• _AIM_:
Set down exactly the lines that run from the line with "Convert this screenshot" to the end of the data, and nothing else.

• _GIVEN DATA_:

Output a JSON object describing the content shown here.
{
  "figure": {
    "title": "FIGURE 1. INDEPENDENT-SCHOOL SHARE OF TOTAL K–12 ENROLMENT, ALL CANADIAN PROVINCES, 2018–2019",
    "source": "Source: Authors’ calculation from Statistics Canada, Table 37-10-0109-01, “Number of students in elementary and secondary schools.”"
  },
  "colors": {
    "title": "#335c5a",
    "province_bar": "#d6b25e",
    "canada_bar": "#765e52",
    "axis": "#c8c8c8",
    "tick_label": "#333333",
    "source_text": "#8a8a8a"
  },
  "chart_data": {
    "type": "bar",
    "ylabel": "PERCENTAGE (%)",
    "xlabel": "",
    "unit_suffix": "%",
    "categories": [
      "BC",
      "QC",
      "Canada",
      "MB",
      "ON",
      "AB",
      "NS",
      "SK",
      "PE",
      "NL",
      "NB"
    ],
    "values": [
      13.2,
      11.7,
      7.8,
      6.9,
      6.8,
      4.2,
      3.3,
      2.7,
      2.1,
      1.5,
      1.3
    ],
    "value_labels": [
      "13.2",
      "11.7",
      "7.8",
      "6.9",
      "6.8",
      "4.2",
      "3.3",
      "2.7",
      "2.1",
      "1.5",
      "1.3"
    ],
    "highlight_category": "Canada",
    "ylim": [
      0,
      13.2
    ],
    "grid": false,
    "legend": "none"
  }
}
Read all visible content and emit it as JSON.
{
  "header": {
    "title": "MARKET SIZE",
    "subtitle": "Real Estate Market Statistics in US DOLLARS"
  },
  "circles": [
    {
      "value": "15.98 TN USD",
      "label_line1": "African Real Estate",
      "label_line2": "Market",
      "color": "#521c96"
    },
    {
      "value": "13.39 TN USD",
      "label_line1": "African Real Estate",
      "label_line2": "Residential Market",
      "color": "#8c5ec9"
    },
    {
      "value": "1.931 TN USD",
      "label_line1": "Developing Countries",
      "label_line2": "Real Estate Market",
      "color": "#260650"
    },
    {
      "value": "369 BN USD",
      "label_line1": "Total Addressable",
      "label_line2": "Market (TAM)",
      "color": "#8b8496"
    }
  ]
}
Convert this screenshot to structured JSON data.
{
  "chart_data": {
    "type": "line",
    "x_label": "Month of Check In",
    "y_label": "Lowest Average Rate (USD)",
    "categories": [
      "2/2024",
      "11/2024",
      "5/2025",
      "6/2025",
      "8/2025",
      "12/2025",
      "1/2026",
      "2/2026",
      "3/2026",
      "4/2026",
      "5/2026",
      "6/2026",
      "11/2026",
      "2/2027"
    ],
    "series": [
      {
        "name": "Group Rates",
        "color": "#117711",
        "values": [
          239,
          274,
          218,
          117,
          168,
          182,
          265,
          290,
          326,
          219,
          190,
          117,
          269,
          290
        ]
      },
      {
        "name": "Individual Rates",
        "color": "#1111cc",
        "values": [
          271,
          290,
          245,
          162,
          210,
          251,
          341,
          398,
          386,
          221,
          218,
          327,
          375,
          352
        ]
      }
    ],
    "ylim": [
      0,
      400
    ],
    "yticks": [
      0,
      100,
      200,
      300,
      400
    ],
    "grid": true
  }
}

• _THE RESULT_:
Convert this screenshot to structured JSON data.
{
  "chart_data": {
    "type": "line",
    "x_label": "Month of Check In",
    "y_label": "Lowest Average Rate (USD)",
    "categories": [
      "2/2024",
      "11/2024",
      "5/2025",
      "6/2025",
      "8/2025",
      "12/2025",
      "1/2026",
      "2/2026",
      "3/2026",
      "4/2026",
      "5/2026",
      "6/2026",
      "11/2026",
      "2/2027"
    ],
    "series": [
      {
        "name": "Group Rates",
        "color": "#117711",
        "values": [
          239,
          274,
          218,
          117,
          168,
          182,
          265,
          290,
          326,
          219,
          190,
          117,
          269,
          290
        ]
      },
      {
        "name": "Individual Rates",
        "color": "#1111cc",
        "values": [
          271,
          290,
          245,
          162,
          210,
          251,
          341,
          398,
          386,
          221,
          218,
          327,
          375,
          352
        ]
      }
    ],
    "ylim": [
      0,
      400
    ],
    "yticks": [
      0,
      100,
      200,
      300,
      400
    ],
    "grid": true
  }
}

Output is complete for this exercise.